Problem to work on =
The required output is a single number: how many lines of the material contain the string "Saltos".

(Figure content listings)

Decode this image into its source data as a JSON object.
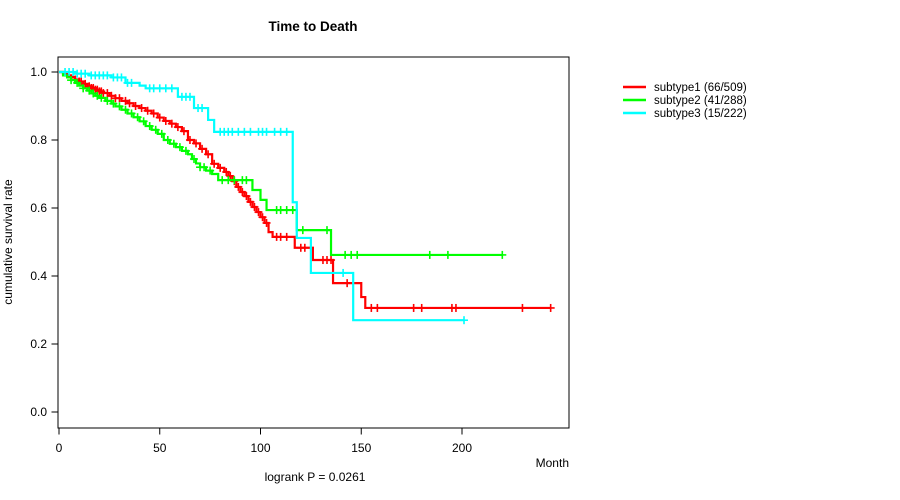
{
  "title": "Time to Death",
  "ylabel": "cumulative survival rate",
  "xlabel": "Month",
  "footnote": "logrank P = 0.0261",
  "axis_color": "#000000",
  "background_color": "#ffffff",
  "chart_data": {
    "type": "line",
    "subtype": "kaplan-meier-step-survival",
    "title": "Time to Death",
    "xlabel": "Month",
    "ylabel": "cumulative survival rate",
    "annotation": "logrank P = 0.0261",
    "xlim": [
      0,
      250
    ],
    "ylim": [
      0.0,
      1.0
    ],
    "x_ticks": [
      0,
      50,
      100,
      150,
      200
    ],
    "y_ticks": [
      "0.0",
      "0.2",
      "0.4",
      "0.6",
      "0.8",
      "1.0"
    ],
    "grid": false,
    "legend_position": "right-outside",
    "series": [
      {
        "name": "subtype1",
        "label": "subtype1 (66/509)",
        "events": 66,
        "n": 509,
        "color": "#FF0000",
        "steps": [
          [
            0,
            1.0
          ],
          [
            2,
            0.995
          ],
          [
            4,
            0.99
          ],
          [
            6,
            0.985
          ],
          [
            8,
            0.978
          ],
          [
            10,
            0.972
          ],
          [
            12,
            0.965
          ],
          [
            14,
            0.958
          ],
          [
            16,
            0.953
          ],
          [
            18,
            0.948
          ],
          [
            20,
            0.943
          ],
          [
            22,
            0.938
          ],
          [
            25,
            0.93
          ],
          [
            28,
            0.923
          ],
          [
            31,
            0.915
          ],
          [
            34,
            0.908
          ],
          [
            37,
            0.9
          ],
          [
            40,
            0.894
          ],
          [
            43,
            0.886
          ],
          [
            46,
            0.878
          ],
          [
            49,
            0.866
          ],
          [
            52,
            0.856
          ],
          [
            55,
            0.848
          ],
          [
            58,
            0.838
          ],
          [
            61,
            0.826
          ],
          [
            64,
            0.8
          ],
          [
            67,
            0.79
          ],
          [
            70,
            0.774
          ],
          [
            73,
            0.758
          ],
          [
            76,
            0.73
          ],
          [
            79,
            0.718
          ],
          [
            82,
            0.706
          ],
          [
            84,
            0.694
          ],
          [
            86,
            0.679
          ],
          [
            88,
            0.662
          ],
          [
            90,
            0.647
          ],
          [
            92,
            0.635
          ],
          [
            94,
            0.618
          ],
          [
            96,
            0.603
          ],
          [
            98,
            0.588
          ],
          [
            100,
            0.573
          ],
          [
            102,
            0.556
          ],
          [
            104,
            0.529
          ],
          [
            106,
            0.515
          ],
          [
            117,
            0.483
          ],
          [
            126,
            0.447
          ],
          [
            136,
            0.379
          ],
          [
            150,
            0.338
          ],
          [
            152,
            0.306
          ],
          [
            244,
            0.306
          ]
        ],
        "censor_months": [
          8,
          10,
          11,
          13,
          15,
          16,
          17,
          18,
          19,
          20,
          21,
          22,
          24,
          26,
          28,
          30,
          33,
          35,
          38,
          41,
          44,
          47,
          50,
          53,
          56,
          59,
          62,
          65,
          68,
          71,
          74,
          77,
          80,
          83,
          85,
          87,
          89,
          91,
          93,
          95,
          97,
          99,
          101,
          103,
          108,
          110,
          113,
          120,
          122,
          131,
          133,
          135,
          143,
          155,
          158,
          176,
          180,
          195,
          197,
          230,
          244
        ]
      },
      {
        "name": "subtype2",
        "label": "subtype2 (41/288)",
        "events": 41,
        "n": 288,
        "color": "#00FF00",
        "steps": [
          [
            0,
            1.0
          ],
          [
            2,
            0.99
          ],
          [
            4,
            0.984
          ],
          [
            6,
            0.976
          ],
          [
            8,
            0.968
          ],
          [
            10,
            0.96
          ],
          [
            12,
            0.952
          ],
          [
            14,
            0.945
          ],
          [
            16,
            0.937
          ],
          [
            18,
            0.93
          ],
          [
            20,
            0.924
          ],
          [
            23,
            0.915
          ],
          [
            26,
            0.907
          ],
          [
            28,
            0.899
          ],
          [
            31,
            0.889
          ],
          [
            34,
            0.878
          ],
          [
            37,
            0.867
          ],
          [
            40,
            0.855
          ],
          [
            43,
            0.841
          ],
          [
            46,
            0.83
          ],
          [
            49,
            0.818
          ],
          [
            52,
            0.8
          ],
          [
            55,
            0.789
          ],
          [
            58,
            0.779
          ],
          [
            61,
            0.768
          ],
          [
            64,
            0.758
          ],
          [
            66,
            0.744
          ],
          [
            68,
            0.731
          ],
          [
            70,
            0.72
          ],
          [
            73,
            0.71
          ],
          [
            76,
            0.7
          ],
          [
            79,
            0.682
          ],
          [
            96,
            0.653
          ],
          [
            100,
            0.624
          ],
          [
            103,
            0.594
          ],
          [
            118,
            0.535
          ],
          [
            135,
            0.462
          ],
          [
            220,
            0.462
          ]
        ],
        "censor_months": [
          6,
          9,
          12,
          15,
          17,
          19,
          21,
          24,
          27,
          30,
          33,
          36,
          39,
          42,
          45,
          48,
          51,
          54,
          57,
          60,
          63,
          67,
          70,
          72,
          75,
          81,
          84,
          87,
          91,
          93,
          108,
          110,
          113,
          116,
          121,
          133,
          142,
          145,
          148,
          184,
          193,
          220
        ]
      },
      {
        "name": "subtype3",
        "label": "subtype3 (15/222)",
        "events": 15,
        "n": 222,
        "color": "#00FFFF",
        "steps": [
          [
            0,
            1.0
          ],
          [
            8,
            0.995
          ],
          [
            15,
            0.99
          ],
          [
            26,
            0.984
          ],
          [
            33,
            0.968
          ],
          [
            40,
            0.96
          ],
          [
            43,
            0.952
          ],
          [
            59,
            0.927
          ],
          [
            67,
            0.894
          ],
          [
            74,
            0.859
          ],
          [
            77,
            0.824
          ],
          [
            116,
            0.617
          ],
          [
            118,
            0.512
          ],
          [
            125,
            0.409
          ],
          [
            146,
            0.27
          ],
          [
            201,
            0.27
          ]
        ],
        "censor_months": [
          3,
          5,
          7,
          9,
          11,
          13,
          16,
          18,
          20,
          22,
          24,
          27,
          29,
          31,
          34,
          36,
          45,
          47,
          50,
          53,
          56,
          61,
          63,
          65,
          69,
          71,
          80,
          82,
          84,
          86,
          89,
          92,
          95,
          99,
          101,
          103,
          107,
          110,
          113,
          141,
          201
        ]
      }
    ]
  }
}
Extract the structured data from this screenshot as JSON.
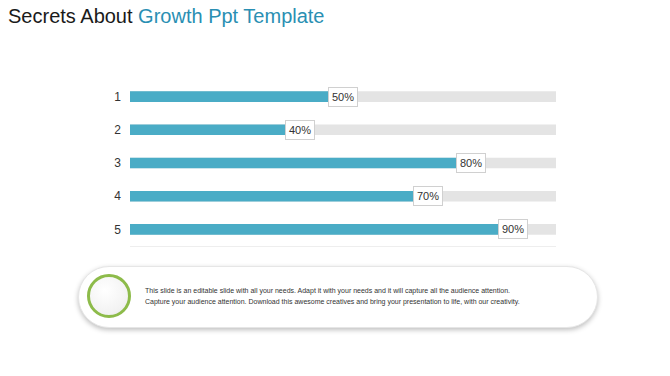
{
  "chart_data": {
    "type": "bar",
    "title": "Secrets About Growth Ppt Template",
    "orientation": "horizontal",
    "categories": [
      "1",
      "2",
      "3",
      "4",
      "5"
    ],
    "values": [
      50,
      40,
      80,
      70,
      90
    ],
    "value_labels": [
      "50%",
      "40%",
      "80%",
      "70%",
      "90%"
    ],
    "data_labels": true,
    "color": "#4aacc6",
    "xlim": [
      0,
      100
    ],
    "tick_labels": "y",
    "grid": false,
    "annotations": [
      "This slide is an editable slide with all your needs. Adapt it with your needs and it will capture all the audience attention.",
      "Capture your audience attention. Download this awesome creatives and bring your presentation to life, with our creativity."
    ]
  }
}
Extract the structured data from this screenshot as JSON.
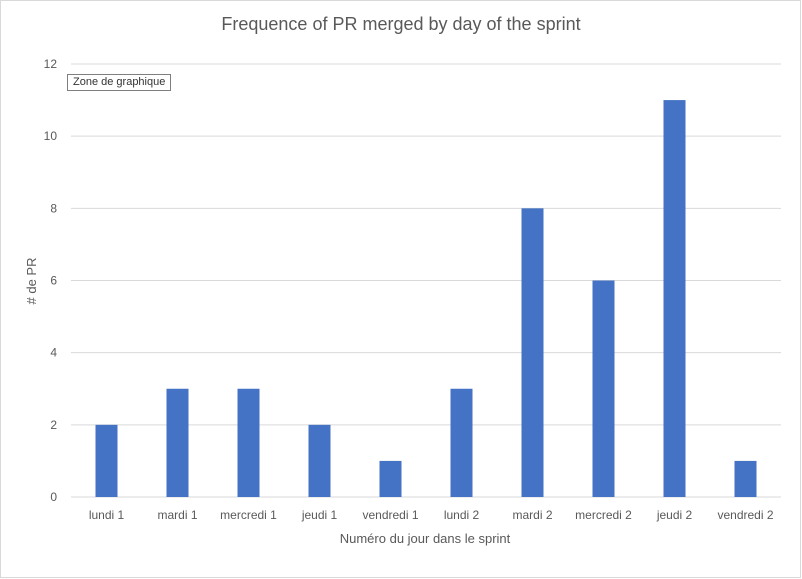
{
  "tooltip": "Zone de graphique",
  "chart_data": {
    "type": "bar",
    "title": "Frequence of PR merged by day of the sprint",
    "xlabel": "Numéro du jour dans le sprint",
    "ylabel": "# de PR",
    "categories": [
      "lundi 1",
      "mardi 1",
      "mercredi 1",
      "jeudi 1",
      "vendredi 1",
      "lundi 2",
      "mardi 2",
      "mercredi 2",
      "jeudi 2",
      "vendredi 2"
    ],
    "values": [
      2,
      3,
      3,
      2,
      1,
      3,
      8,
      6,
      11,
      1
    ],
    "ylim": [
      0,
      12
    ],
    "yticks": [
      "0",
      "2",
      "4",
      "6",
      "8",
      "10",
      "12"
    ],
    "grid": true,
    "legend": "none",
    "bar_color": "#4472c4"
  }
}
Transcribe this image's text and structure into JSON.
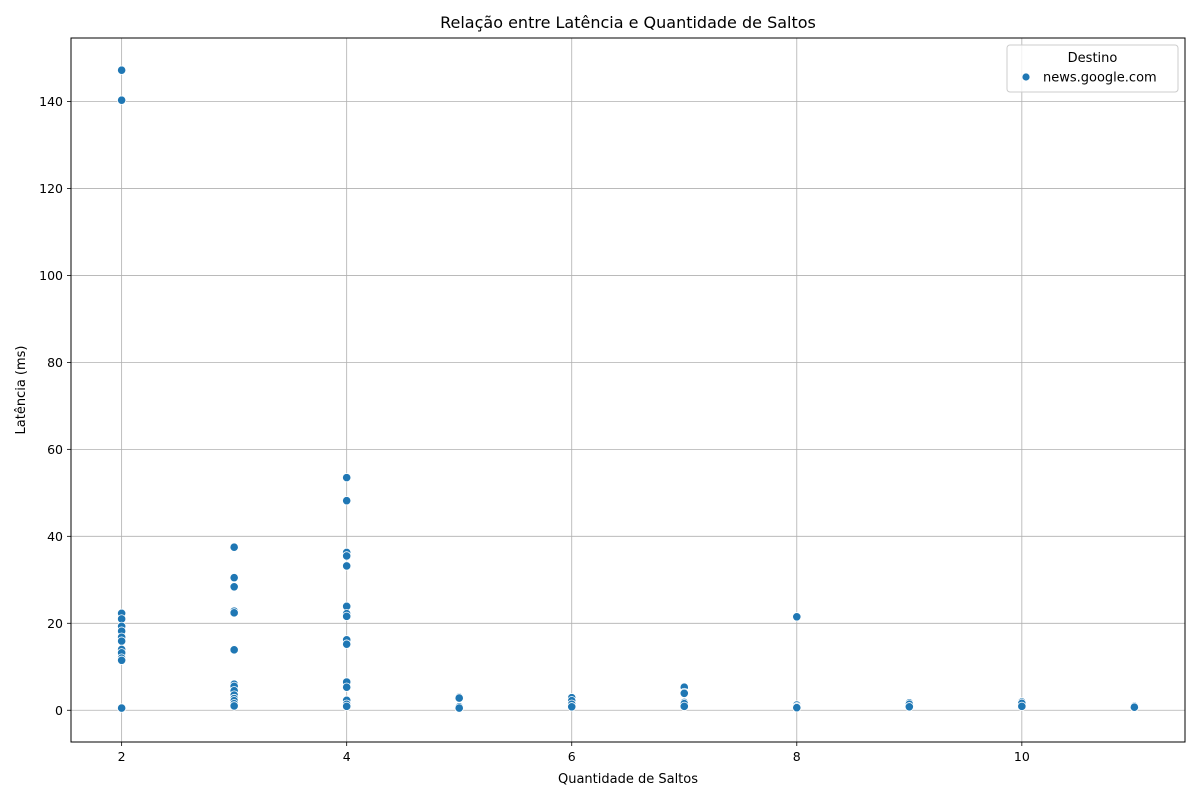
{
  "chart_data": {
    "type": "scatter",
    "title": "Relação entre Latência e Quantidade de Saltos",
    "xlabel": "Quantidade de Saltos",
    "ylabel": "Latência (ms)",
    "xlim": [
      1.55,
      11.45
    ],
    "ylim": [
      -7.3,
      154.6
    ],
    "xticks": [
      2,
      4,
      6,
      8,
      10
    ],
    "yticks": [
      0,
      20,
      40,
      60,
      80,
      100,
      120,
      140
    ],
    "grid": true,
    "legend": {
      "title": "Destino",
      "placement": "top-right"
    },
    "series": [
      {
        "name": "news.google.com",
        "color": "#1f77b4",
        "points": [
          [
            2,
            147.2
          ],
          [
            2,
            140.3
          ],
          [
            2,
            22.3
          ],
          [
            2,
            21.0
          ],
          [
            2,
            19.3
          ],
          [
            2,
            18.2
          ],
          [
            2,
            16.8
          ],
          [
            2,
            15.9
          ],
          [
            2,
            14.0
          ],
          [
            2,
            13.2
          ],
          [
            2,
            12.0
          ],
          [
            2,
            11.5
          ],
          [
            2,
            0.5
          ],
          [
            3,
            37.5
          ],
          [
            3,
            30.5
          ],
          [
            3,
            28.4
          ],
          [
            3,
            22.8
          ],
          [
            3,
            22.4
          ],
          [
            3,
            13.9
          ],
          [
            3,
            6.0
          ],
          [
            3,
            5.5
          ],
          [
            3,
            4.5
          ],
          [
            3,
            3.5
          ],
          [
            3,
            2.7
          ],
          [
            3,
            2.2
          ],
          [
            3,
            1.5
          ],
          [
            3,
            1.0
          ],
          [
            4,
            53.5
          ],
          [
            4,
            48.2
          ],
          [
            4,
            36.3
          ],
          [
            4,
            35.5
          ],
          [
            4,
            33.2
          ],
          [
            4,
            23.9
          ],
          [
            4,
            22.2
          ],
          [
            4,
            21.6
          ],
          [
            4,
            16.2
          ],
          [
            4,
            15.2
          ],
          [
            4,
            6.5
          ],
          [
            4,
            5.3
          ],
          [
            4,
            2.3
          ],
          [
            4,
            1.4
          ],
          [
            4,
            0.9
          ],
          [
            5,
            3.0
          ],
          [
            5,
            2.8
          ],
          [
            5,
            0.8
          ],
          [
            5,
            0.5
          ],
          [
            6,
            2.9
          ],
          [
            6,
            2.2
          ],
          [
            6,
            1.4
          ],
          [
            6,
            0.8
          ],
          [
            7,
            5.3
          ],
          [
            7,
            4.1
          ],
          [
            7,
            3.9
          ],
          [
            7,
            1.8
          ],
          [
            7,
            1.5
          ],
          [
            7,
            0.9
          ],
          [
            8,
            21.5
          ],
          [
            8,
            1.2
          ],
          [
            8,
            0.8
          ],
          [
            8,
            0.6
          ],
          [
            9,
            1.7
          ],
          [
            9,
            1.4
          ],
          [
            9,
            0.8
          ],
          [
            10,
            1.9
          ],
          [
            10,
            1.6
          ],
          [
            10,
            0.9
          ],
          [
            11,
            0.9
          ],
          [
            11,
            0.7
          ]
        ]
      }
    ]
  }
}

Exercise response =
2